:: EXERCISE ::
Identify the lines that contain the word "reciclaje", then copy them.

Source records
○ ○ ○

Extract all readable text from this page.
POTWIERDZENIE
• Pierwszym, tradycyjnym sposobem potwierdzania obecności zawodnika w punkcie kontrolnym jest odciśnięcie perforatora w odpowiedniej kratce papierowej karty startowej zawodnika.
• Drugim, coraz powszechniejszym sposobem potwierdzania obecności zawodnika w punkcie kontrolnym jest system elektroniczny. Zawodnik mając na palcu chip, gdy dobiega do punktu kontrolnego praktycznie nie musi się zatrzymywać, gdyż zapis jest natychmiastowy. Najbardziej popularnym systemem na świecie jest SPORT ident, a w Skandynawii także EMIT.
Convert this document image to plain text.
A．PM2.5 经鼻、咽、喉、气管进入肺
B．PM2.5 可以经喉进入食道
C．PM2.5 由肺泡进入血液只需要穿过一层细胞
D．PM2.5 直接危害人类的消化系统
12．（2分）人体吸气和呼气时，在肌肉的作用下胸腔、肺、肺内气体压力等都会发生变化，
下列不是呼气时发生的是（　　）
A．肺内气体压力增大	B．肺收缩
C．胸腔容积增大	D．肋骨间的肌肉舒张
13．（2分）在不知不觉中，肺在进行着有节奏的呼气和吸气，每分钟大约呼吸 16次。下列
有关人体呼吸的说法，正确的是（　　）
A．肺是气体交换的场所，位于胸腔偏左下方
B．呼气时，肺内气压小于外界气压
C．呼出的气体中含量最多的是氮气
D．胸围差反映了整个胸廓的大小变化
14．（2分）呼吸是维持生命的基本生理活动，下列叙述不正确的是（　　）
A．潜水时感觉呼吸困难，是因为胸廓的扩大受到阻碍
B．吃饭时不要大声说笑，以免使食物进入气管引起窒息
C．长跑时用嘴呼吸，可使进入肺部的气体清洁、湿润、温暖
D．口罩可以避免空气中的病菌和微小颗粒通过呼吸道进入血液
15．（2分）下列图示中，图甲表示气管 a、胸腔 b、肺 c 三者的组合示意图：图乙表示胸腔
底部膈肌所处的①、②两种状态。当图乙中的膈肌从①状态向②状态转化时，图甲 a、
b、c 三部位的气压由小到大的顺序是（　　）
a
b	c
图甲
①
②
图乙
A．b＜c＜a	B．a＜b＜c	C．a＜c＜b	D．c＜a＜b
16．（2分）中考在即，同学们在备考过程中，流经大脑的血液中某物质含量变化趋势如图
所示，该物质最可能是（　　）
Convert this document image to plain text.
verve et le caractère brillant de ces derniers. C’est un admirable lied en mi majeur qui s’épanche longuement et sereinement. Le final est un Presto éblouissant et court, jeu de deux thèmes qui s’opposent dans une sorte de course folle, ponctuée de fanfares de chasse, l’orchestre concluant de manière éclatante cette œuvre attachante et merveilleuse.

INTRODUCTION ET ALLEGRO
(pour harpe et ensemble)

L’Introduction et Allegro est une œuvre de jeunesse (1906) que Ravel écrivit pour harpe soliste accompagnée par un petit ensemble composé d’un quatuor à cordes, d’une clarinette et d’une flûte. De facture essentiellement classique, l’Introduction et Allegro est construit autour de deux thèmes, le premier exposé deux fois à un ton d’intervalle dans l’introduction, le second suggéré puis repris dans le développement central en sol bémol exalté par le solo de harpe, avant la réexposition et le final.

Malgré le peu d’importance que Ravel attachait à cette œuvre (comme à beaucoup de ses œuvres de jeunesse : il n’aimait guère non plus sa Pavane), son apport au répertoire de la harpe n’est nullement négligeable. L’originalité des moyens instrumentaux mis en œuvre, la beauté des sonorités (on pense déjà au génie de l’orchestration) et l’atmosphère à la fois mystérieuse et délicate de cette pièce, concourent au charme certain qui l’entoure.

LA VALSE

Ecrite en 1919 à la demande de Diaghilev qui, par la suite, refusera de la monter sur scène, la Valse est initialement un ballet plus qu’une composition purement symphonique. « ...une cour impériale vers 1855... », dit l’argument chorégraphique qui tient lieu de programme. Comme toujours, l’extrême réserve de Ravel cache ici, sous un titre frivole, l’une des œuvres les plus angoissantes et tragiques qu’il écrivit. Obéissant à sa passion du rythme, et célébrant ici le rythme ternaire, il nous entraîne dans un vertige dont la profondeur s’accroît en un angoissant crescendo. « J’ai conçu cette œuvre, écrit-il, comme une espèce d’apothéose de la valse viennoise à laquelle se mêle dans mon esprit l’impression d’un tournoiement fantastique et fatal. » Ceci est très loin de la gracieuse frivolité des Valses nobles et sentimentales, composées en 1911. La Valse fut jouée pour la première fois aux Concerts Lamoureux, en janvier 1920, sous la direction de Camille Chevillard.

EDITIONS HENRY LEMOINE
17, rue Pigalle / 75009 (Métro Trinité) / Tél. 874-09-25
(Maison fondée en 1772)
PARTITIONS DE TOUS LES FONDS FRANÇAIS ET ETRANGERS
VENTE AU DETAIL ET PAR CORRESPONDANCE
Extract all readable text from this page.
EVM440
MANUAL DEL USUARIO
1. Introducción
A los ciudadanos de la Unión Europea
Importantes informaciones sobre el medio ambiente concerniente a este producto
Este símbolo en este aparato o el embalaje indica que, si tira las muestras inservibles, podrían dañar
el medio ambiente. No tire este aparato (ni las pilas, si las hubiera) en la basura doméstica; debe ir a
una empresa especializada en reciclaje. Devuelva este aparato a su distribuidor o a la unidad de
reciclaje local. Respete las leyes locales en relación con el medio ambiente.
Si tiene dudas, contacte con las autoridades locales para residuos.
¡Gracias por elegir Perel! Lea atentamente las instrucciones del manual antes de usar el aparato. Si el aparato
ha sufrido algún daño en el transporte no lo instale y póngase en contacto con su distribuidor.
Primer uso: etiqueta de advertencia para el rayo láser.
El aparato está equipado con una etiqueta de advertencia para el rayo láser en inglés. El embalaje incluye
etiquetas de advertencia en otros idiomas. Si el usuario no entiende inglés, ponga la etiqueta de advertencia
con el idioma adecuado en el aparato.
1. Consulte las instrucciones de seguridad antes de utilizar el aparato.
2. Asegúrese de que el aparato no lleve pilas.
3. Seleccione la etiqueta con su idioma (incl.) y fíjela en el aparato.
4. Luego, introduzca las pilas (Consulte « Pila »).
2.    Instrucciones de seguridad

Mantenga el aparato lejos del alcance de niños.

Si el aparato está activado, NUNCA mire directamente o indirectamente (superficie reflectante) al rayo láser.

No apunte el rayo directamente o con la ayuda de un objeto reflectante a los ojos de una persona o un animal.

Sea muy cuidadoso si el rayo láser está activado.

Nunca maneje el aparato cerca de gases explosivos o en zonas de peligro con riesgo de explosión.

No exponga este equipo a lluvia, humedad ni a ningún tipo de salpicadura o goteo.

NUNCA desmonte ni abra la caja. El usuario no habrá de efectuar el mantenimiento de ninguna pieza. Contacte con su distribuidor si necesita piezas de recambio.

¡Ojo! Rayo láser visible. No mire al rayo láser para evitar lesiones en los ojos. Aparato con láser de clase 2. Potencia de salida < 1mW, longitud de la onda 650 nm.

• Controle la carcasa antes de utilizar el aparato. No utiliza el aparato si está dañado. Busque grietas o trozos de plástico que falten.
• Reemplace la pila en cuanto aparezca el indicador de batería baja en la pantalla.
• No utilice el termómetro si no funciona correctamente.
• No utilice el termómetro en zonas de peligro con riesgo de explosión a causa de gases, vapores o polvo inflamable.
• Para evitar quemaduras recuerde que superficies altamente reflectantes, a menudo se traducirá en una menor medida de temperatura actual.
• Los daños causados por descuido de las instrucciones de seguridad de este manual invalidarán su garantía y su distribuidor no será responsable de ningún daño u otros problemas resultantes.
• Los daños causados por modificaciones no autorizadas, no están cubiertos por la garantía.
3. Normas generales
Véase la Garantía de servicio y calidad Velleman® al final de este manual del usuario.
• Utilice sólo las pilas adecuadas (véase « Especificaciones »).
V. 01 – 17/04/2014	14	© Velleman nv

○ ○ ○

:: FINISHED ANSWER ::
una empresa especializada en reciclaje. Devuelva este aparato a su distribuidor o a la unidad de
reciclaje local. Respete las leyes locales en relación con el medio ambiente.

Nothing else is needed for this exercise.